Required task | Can you restate the records below word for word?

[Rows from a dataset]

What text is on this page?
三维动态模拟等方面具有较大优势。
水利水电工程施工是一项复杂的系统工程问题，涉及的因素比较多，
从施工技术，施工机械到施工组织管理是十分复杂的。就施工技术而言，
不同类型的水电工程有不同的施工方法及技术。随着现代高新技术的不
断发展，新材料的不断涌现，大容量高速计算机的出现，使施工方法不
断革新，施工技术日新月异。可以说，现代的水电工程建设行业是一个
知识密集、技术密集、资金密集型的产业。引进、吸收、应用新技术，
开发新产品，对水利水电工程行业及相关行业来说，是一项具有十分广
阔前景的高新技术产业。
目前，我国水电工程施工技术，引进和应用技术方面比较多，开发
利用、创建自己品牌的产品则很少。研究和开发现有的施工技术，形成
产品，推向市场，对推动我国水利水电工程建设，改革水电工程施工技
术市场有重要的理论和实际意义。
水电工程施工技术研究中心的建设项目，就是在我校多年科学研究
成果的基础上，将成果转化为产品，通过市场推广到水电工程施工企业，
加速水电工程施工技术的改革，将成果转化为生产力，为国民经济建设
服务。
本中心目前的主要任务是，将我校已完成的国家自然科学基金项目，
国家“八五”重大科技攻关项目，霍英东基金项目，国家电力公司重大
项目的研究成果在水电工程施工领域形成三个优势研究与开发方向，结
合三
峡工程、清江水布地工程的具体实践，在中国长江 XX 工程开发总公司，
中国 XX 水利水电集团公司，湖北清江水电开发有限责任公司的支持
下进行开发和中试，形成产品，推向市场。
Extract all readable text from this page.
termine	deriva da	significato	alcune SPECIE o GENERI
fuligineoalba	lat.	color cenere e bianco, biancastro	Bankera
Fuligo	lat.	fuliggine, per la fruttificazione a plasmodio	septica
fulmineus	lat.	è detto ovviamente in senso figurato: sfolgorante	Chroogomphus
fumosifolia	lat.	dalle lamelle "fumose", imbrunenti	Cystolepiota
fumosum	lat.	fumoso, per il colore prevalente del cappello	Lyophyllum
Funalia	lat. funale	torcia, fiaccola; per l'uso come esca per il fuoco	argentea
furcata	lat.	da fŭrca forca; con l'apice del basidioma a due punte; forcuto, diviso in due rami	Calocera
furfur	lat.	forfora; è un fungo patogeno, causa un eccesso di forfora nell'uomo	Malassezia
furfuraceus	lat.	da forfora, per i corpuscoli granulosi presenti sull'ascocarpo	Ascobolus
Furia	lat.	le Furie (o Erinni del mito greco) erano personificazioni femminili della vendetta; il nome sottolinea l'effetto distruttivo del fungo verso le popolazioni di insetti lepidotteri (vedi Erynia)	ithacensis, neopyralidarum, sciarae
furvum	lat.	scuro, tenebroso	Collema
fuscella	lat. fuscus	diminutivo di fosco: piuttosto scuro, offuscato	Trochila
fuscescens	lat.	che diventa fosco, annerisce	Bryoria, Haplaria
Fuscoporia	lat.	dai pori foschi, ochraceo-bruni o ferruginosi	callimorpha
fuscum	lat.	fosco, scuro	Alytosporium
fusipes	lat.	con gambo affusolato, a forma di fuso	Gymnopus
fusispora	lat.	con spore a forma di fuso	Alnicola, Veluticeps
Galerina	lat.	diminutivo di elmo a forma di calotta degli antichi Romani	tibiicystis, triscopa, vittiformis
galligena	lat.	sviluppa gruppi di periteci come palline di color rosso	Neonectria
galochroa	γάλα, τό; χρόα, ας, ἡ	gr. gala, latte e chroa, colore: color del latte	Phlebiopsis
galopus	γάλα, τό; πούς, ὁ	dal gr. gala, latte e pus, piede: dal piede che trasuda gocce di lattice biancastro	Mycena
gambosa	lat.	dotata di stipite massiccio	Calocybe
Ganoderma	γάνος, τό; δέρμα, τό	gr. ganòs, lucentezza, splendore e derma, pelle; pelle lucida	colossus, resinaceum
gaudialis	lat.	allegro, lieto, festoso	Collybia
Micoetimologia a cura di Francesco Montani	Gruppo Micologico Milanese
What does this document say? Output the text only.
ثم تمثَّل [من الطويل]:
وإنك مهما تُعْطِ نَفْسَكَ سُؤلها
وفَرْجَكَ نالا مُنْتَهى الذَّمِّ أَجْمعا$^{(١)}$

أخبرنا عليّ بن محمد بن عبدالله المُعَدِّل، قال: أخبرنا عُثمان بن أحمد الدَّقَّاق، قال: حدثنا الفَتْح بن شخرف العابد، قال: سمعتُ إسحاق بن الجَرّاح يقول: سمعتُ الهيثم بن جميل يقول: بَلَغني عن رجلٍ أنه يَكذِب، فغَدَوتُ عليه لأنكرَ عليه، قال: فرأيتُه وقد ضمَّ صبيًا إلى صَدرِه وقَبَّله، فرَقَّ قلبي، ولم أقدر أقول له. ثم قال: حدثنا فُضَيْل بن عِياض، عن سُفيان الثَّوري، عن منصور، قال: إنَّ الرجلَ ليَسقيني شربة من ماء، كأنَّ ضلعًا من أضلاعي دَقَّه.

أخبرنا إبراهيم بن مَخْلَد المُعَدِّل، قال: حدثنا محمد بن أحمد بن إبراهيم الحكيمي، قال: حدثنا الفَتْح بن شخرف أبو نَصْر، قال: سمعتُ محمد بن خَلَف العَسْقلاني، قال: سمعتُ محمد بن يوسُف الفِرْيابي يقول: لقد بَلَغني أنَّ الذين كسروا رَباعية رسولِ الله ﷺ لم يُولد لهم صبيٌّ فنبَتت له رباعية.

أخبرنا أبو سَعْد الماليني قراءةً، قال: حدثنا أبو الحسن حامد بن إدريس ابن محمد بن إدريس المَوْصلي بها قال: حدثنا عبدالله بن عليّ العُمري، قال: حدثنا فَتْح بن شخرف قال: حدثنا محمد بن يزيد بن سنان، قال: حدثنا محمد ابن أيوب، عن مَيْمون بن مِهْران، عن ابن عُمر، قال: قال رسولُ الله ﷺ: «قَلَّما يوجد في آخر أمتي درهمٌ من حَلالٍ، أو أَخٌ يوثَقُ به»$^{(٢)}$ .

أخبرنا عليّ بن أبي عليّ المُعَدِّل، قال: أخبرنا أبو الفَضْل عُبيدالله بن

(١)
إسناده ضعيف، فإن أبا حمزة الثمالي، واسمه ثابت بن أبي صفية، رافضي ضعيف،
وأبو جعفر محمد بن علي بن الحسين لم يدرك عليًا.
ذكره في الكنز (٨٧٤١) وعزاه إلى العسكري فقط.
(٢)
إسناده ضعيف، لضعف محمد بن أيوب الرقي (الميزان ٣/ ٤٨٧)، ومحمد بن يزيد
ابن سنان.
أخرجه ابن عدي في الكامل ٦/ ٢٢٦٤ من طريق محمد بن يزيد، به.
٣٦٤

Task solution |
What text is on this page?
三维动态模拟等方面具有较大优势。
水利水电工程施工是一项复杂的系统工程问题，涉及的因素比较多，
从施工技术，施工机械到施工组织管理是十分复杂的。就施工技术而言，
不同类型的水电工程有不同的施工方法及技术。随着现代高新技术的不
断发展，新材料的不断涌现，大容量高速计算机的出现，使施工方法不
断革新，施工技术日新月异。可以说，现代的水电工程建设行业是一个
知识密集、技术密集、资金密集型的产业。引进、吸收、应用新技术，
开发新产品，对水利水电工程行业及相关行业来说，是一项具有十分广
阔前景的高新技术产业。
目前，我国水电工程施工技术，引进和应用技术方面比较多，开发
利用、创建自己品牌的产品则很少。研究和开发现有的施工技术，形成
产品，推向市场，对推动我国水利水电工程建设，改革水电工程施工技
术市场有重要的理论和实际意义。
水电工程施工技术研究中心的建设项目，就是在我校多年科学研究
成果的基础上，将成果转化为产品，通过市场推广到水电工程施工企业，
加速水电工程施工技术的改革，将成果转化为生产力，为国民经济建设
服务。
本中心目前的主要任务是，将我校已完成的国家自然科学基金项目，
国家“八五”重大科技攻关项目，霍英东基金项目，国家电力公司重大
项目的研究成果在水电工程施工领域形成三个优势研究与开发方向，结
合三
峡工程、清江水布地工程的具体实践，在中国长江 XX 工程开发总公司，
中国 XX 水利水电集团公司，湖北清江水电开发有限责任公司的支持
下进行开发和中试，形成产品，推向市场。
Extract all readable text from this page.
termine	deriva da	significato	alcune SPECIE o GENERI
fuligineoalba	lat.	color cenere e bianco, biancastro	Bankera
Fuligo	lat.	fuliggine, per la fruttificazione a plasmodio	septica
fulmineus	lat.	è detto ovviamente in senso figurato: sfolgorante	Chroogomphus
fumosifolia	lat.	dalle lamelle "fumose", imbrunenti	Cystolepiota
fumosum	lat.	fumoso, per il colore prevalente del cappello	Lyophyllum
Funalia	lat. funale	torcia, fiaccola; per l'uso come esca per il fuoco	argentea
furcata	lat.	da fŭrca forca; con l'apice del basidioma a due punte; forcuto, diviso in due rami	Calocera
furfur	lat.	forfora; è un fungo patogeno, causa un eccesso di forfora nell'uomo	Malassezia
furfuraceus	lat.	da forfora, per i corpuscoli granulosi presenti sull'ascocarpo	Ascobolus
Furia	lat.	le Furie (o Erinni del mito greco) erano personificazioni femminili della vendetta; il nome sottolinea l'effetto distruttivo del fungo verso le popolazioni di insetti lepidotteri (vedi Erynia)	ithacensis, neopyralidarum, sciarae
furvum	lat.	scuro, tenebroso	Collema
fuscella	lat. fuscus	diminutivo di fosco: piuttosto scuro, offuscato	Trochila
fuscescens	lat.	che diventa fosco, annerisce	Bryoria, Haplaria
Fuscoporia	lat.	dai pori foschi, ochraceo-bruni o ferruginosi	callimorpha
fuscum	lat.	fosco, scuro	Alytosporium
fusipes	lat.	con gambo affusolato, a forma di fuso	Gymnopus
fusispora	lat.	con spore a forma di fuso	Alnicola, Veluticeps
Galerina	lat.	diminutivo di elmo a forma di calotta degli antichi Romani	tibiicystis, triscopa, vittiformis
galligena	lat.	sviluppa gruppi di periteci come palline di color rosso	Neonectria
galochroa	γάλα, τό; χρόα, ας, ἡ	gr. gala, latte e chroa, colore: color del latte	Phlebiopsis
galopus	γάλα, τό; πούς, ὁ	dal gr. gala, latte e pus, piede: dal piede che trasuda gocce di lattice biancastro	Mycena
gambosa	lat.	dotata di stipite massiccio	Calocybe
Ganoderma	γάνος, τό; δέρμα, τό	gr. ganòs, lucentezza, splendore e derma, pelle; pelle lucida	colossus, resinaceum
gaudialis	lat.	allegro, lieto, festoso	Collybia
Micoetimologia a cura di Francesco Montani	Gruppo Micologico Milanese
What does this document say? Output the text only.
ثم تمثَّل [من الطويل]:
وإنك مهما تُعْطِ نَفْسَكَ سُؤلها
وفَرْجَكَ نالا مُنْتَهى الذَّمِّ أَجْمعا$^{(١)}$

أخبرنا عليّ بن محمد بن عبدالله المُعَدِّل، قال: أخبرنا عُثمان بن أحمد الدَّقَّاق، قال: حدثنا الفَتْح بن شخرف العابد، قال: سمعتُ إسحاق بن الجَرّاح يقول: سمعتُ الهيثم بن جميل يقول: بَلَغني عن رجلٍ أنه يَكذِب، فغَدَوتُ عليه لأنكرَ عليه، قال: فرأيتُه وقد ضمَّ صبيًا إلى صَدرِه وقَبَّله، فرَقَّ قلبي، ولم أقدر أقول له. ثم قال: حدثنا فُضَيْل بن عِياض، عن سُفيان الثَّوري، عن منصور، قال: إنَّ الرجلَ ليَسقيني شربة من ماء، كأنَّ ضلعًا من أضلاعي دَقَّه.

أخبرنا إبراهيم بن مَخْلَد المُعَدِّل، قال: حدثنا محمد بن أحمد بن إبراهيم الحكيمي، قال: حدثنا الفَتْح بن شخرف أبو نَصْر، قال: سمعتُ محمد بن خَلَف العَسْقلاني، قال: سمعتُ محمد بن يوسُف الفِرْيابي يقول: لقد بَلَغني أنَّ الذين كسروا رَباعية رسولِ الله ﷺ لم يُولد لهم صبيٌّ فنبَتت له رباعية.

أخبرنا أبو سَعْد الماليني قراءةً، قال: حدثنا أبو الحسن حامد بن إدريس ابن محمد بن إدريس المَوْصلي بها قال: حدثنا عبدالله بن عليّ العُمري، قال: حدثنا فَتْح بن شخرف قال: حدثنا محمد بن يزيد بن سنان، قال: حدثنا محمد ابن أيوب، عن مَيْمون بن مِهْران، عن ابن عُمر، قال: قال رسولُ الله ﷺ: «قَلَّما يوجد في آخر أمتي درهمٌ من حَلالٍ، أو أَخٌ يوثَقُ به»$^{(٢)}$ .

أخبرنا عليّ بن أبي عليّ المُعَدِّل، قال: أخبرنا أبو الفَضْل عُبيدالله بن

(١)
إسناده ضعيف، فإن أبا حمزة الثمالي، واسمه ثابت بن أبي صفية، رافضي ضعيف،
وأبو جعفر محمد بن علي بن الحسين لم يدرك عليًا.
ذكره في الكنز (٨٧٤١) وعزاه إلى العسكري فقط.
(٢)
إسناده ضعيف، لضعف محمد بن أيوب الرقي (الميزان ٣/ ٤٨٧)، ومحمد بن يزيد
ابن سنان.
أخرجه ابن عدي في الكامل ٦/ ٢٢٦٤ من طريق محمد بن يزيد، به.
٣٦٤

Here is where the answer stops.